- [Data listing]:

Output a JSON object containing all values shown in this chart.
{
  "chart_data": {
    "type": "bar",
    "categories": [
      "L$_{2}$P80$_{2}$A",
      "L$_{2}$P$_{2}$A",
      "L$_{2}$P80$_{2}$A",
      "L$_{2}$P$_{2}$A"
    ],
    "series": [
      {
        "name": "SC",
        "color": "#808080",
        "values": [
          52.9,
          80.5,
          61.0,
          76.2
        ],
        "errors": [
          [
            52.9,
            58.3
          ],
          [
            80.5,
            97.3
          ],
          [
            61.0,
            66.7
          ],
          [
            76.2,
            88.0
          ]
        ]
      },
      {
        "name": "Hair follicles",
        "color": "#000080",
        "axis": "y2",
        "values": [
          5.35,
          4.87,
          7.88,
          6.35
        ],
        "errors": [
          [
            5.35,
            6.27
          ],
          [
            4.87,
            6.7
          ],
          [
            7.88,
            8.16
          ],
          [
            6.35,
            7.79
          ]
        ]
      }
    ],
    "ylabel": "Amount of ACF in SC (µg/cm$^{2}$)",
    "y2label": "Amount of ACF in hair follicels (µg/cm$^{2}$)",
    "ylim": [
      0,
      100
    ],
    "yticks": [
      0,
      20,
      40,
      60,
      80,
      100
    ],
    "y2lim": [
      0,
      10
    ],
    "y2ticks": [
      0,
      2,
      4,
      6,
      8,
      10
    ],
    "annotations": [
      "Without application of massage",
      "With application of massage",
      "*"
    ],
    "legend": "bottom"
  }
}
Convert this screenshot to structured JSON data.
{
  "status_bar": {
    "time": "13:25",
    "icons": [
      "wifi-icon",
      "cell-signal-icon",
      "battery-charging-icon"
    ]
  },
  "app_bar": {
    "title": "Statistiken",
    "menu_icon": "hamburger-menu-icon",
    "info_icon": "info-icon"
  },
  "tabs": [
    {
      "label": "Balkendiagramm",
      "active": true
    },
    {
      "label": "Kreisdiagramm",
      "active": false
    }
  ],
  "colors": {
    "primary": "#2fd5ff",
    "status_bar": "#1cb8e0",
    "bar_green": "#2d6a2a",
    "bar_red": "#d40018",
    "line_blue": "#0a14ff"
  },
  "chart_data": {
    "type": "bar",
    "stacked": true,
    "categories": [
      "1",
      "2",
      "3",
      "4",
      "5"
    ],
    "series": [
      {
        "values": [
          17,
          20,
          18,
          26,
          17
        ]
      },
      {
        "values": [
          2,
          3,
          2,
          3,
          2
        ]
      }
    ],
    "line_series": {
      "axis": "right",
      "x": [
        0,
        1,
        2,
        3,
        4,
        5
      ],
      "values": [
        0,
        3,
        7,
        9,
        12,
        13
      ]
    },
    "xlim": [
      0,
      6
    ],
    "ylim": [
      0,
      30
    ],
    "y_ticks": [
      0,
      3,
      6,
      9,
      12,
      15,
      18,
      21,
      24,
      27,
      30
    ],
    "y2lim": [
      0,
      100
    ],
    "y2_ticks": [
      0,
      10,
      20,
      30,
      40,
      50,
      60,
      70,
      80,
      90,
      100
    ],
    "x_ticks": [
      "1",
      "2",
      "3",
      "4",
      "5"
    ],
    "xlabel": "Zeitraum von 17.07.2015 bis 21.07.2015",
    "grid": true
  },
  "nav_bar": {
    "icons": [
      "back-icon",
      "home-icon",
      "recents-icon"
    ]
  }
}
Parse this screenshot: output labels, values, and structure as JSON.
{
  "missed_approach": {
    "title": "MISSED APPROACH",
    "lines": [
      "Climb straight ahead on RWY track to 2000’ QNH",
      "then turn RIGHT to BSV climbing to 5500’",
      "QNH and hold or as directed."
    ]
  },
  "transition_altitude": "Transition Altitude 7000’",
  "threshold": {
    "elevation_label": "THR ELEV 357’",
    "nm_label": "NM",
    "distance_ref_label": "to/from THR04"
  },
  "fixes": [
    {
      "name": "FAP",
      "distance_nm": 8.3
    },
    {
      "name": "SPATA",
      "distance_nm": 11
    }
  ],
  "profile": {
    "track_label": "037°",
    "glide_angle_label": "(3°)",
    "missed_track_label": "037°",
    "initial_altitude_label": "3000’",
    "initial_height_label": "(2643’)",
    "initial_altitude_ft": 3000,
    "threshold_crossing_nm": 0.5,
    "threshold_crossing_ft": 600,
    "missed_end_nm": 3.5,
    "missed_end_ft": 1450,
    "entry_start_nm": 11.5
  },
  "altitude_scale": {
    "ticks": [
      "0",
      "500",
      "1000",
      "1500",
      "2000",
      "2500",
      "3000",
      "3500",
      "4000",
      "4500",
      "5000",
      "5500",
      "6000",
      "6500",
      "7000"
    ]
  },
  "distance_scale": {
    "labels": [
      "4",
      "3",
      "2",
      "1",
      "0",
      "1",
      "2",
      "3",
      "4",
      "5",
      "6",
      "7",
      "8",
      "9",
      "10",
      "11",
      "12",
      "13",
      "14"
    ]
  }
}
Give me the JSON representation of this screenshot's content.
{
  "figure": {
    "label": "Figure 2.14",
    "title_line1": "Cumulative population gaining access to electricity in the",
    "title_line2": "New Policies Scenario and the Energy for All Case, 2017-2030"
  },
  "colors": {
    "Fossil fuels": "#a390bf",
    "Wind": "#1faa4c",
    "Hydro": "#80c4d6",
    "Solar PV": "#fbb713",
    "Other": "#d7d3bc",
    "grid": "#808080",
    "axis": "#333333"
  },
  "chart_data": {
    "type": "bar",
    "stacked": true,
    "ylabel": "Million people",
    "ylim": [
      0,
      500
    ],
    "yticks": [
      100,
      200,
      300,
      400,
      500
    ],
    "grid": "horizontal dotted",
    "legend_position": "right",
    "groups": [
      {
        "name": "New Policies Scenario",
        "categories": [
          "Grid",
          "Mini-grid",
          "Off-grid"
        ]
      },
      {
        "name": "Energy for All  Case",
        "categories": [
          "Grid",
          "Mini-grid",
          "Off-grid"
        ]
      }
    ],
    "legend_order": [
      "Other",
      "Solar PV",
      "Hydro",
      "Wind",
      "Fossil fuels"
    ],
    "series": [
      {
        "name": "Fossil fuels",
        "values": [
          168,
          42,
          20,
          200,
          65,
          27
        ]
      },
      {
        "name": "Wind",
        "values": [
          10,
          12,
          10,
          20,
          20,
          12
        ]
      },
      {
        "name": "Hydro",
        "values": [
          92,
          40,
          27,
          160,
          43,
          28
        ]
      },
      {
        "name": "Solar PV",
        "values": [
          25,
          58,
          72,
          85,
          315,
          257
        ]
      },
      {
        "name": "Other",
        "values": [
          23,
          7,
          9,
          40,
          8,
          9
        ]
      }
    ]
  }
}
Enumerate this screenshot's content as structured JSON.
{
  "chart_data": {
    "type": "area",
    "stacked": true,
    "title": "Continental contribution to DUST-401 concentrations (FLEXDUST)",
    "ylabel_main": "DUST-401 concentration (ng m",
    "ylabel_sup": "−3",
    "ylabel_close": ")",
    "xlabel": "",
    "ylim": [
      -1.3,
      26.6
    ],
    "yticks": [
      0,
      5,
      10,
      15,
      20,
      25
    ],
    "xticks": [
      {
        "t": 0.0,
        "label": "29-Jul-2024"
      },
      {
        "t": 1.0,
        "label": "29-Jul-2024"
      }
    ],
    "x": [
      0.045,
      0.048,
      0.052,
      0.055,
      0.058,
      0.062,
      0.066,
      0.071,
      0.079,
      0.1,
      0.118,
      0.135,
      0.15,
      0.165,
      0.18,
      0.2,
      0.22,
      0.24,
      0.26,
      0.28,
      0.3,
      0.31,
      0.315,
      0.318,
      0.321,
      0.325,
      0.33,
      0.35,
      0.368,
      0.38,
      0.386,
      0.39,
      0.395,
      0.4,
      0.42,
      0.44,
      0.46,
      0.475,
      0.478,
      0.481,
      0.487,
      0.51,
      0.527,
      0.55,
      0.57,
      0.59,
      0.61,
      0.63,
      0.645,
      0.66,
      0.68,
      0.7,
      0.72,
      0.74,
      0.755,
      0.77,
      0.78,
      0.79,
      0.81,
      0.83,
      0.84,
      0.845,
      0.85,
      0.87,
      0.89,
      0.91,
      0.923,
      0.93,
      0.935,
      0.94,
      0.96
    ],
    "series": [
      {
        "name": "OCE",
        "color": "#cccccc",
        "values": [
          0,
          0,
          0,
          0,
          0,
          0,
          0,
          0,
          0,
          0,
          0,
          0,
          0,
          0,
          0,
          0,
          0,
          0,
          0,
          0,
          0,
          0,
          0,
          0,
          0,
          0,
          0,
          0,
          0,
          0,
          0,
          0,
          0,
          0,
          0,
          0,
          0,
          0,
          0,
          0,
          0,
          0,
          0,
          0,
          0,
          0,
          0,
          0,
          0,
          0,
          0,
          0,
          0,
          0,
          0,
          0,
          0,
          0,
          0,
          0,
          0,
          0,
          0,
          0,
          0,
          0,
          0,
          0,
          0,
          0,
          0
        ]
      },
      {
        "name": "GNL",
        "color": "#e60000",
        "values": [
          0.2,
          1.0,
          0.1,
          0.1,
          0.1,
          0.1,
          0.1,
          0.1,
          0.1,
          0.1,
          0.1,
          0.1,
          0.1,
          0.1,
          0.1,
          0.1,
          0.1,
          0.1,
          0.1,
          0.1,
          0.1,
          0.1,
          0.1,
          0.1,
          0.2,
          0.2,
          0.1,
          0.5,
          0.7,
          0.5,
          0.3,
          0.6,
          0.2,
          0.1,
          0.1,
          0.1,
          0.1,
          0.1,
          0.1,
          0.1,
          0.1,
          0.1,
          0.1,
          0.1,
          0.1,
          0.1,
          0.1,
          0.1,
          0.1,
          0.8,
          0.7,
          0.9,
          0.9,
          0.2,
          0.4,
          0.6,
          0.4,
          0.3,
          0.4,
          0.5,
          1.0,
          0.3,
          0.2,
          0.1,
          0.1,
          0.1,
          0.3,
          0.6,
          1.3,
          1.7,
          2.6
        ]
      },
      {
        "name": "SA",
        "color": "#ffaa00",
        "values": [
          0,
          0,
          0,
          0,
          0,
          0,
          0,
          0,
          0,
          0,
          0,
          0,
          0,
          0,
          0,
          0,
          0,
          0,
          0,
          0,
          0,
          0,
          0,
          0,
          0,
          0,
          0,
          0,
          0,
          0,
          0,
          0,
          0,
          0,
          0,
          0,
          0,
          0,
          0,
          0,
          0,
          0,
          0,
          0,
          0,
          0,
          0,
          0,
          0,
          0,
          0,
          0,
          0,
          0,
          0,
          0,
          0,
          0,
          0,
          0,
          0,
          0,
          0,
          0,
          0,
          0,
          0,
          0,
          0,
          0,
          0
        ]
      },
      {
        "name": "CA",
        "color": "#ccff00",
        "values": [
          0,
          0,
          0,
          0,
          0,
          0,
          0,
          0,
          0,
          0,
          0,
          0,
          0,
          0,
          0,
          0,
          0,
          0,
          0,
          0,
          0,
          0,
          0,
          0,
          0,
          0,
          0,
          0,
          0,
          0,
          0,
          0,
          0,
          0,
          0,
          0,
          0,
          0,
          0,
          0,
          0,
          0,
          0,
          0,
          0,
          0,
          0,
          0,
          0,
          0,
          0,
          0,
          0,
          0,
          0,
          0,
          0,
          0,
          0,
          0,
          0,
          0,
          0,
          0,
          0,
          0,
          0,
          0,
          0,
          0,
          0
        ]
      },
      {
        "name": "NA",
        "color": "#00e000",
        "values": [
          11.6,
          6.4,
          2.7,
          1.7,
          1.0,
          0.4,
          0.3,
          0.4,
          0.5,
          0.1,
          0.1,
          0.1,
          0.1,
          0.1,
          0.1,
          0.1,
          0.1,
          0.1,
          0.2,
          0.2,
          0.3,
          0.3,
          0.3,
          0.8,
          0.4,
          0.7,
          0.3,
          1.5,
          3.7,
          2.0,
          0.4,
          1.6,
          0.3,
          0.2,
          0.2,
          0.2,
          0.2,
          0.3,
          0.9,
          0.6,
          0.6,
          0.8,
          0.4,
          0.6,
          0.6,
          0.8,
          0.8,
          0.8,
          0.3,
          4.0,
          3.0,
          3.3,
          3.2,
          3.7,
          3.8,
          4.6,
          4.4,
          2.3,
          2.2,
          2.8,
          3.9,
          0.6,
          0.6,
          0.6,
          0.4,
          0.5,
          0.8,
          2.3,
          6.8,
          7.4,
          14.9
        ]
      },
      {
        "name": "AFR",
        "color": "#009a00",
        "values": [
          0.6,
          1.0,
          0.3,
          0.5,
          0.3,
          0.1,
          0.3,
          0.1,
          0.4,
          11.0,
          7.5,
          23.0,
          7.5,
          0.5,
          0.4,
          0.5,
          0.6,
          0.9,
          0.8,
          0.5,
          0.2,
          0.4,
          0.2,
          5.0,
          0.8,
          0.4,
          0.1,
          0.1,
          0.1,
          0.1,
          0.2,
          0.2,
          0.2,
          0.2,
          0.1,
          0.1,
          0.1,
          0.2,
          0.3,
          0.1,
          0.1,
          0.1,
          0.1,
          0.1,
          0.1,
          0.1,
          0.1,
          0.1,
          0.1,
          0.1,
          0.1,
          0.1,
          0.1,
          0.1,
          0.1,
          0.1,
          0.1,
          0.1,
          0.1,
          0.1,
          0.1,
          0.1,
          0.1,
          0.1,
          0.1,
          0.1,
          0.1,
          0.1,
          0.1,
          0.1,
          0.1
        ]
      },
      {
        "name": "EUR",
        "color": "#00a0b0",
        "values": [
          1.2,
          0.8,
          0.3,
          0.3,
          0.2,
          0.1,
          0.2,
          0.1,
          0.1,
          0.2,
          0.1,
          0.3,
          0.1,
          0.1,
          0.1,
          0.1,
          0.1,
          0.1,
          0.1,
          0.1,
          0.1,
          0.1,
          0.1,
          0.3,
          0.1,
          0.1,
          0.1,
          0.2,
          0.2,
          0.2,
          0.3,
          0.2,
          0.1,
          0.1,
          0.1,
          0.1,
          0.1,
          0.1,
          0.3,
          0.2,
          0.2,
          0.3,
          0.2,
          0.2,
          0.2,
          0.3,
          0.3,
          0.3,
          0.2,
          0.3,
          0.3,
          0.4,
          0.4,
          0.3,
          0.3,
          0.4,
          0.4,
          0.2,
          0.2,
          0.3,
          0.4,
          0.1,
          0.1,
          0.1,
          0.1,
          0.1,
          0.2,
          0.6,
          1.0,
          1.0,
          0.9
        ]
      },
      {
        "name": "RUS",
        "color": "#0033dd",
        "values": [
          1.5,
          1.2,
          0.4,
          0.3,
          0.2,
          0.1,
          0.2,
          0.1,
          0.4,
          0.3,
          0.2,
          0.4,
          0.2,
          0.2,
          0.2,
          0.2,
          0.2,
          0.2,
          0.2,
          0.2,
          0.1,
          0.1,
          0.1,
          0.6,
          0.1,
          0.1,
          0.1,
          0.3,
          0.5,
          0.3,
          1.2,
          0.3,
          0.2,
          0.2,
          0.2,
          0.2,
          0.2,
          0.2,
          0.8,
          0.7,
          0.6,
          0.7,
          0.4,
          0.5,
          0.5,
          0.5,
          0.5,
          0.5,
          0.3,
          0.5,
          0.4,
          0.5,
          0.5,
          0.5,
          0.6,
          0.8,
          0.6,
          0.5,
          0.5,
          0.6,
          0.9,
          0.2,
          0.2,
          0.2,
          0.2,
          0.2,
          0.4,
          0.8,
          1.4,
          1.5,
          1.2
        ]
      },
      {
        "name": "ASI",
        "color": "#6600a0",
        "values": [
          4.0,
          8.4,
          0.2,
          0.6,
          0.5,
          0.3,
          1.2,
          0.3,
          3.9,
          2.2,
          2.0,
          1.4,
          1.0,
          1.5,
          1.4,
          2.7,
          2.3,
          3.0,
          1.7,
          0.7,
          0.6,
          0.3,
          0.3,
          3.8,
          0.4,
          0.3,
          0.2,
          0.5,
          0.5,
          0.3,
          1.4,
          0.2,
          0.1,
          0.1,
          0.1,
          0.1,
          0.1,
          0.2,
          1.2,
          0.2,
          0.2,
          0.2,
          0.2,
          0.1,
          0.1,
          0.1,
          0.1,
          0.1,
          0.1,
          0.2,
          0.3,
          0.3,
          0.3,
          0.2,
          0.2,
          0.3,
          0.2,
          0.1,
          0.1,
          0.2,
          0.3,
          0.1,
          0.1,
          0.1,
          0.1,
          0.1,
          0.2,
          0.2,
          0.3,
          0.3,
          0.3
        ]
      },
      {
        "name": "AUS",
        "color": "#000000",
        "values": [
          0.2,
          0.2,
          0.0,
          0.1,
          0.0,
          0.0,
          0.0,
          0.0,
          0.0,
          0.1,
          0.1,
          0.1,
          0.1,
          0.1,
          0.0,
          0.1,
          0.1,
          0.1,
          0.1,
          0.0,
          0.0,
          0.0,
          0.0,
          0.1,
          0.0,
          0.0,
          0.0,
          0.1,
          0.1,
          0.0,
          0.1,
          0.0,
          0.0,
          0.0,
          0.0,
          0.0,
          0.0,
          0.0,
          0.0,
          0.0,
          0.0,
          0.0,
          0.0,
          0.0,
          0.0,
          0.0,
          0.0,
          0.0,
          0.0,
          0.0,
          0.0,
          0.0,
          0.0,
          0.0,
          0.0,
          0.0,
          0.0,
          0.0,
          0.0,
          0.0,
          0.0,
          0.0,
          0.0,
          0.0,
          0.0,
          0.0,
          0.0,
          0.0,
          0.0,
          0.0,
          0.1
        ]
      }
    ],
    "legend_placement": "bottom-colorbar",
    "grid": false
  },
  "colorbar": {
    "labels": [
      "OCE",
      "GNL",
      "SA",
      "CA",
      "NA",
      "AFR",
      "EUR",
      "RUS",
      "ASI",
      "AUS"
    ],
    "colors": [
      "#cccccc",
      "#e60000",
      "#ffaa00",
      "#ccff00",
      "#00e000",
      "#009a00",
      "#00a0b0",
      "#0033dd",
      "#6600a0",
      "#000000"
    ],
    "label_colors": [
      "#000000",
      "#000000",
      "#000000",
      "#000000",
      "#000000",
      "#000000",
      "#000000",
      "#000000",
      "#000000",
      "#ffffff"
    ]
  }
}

- [Exercise task]: Search the data for "application" and list every line in which it occurs.

- [Solved exercise]:
      "Without application of massage",
      "With application of massage",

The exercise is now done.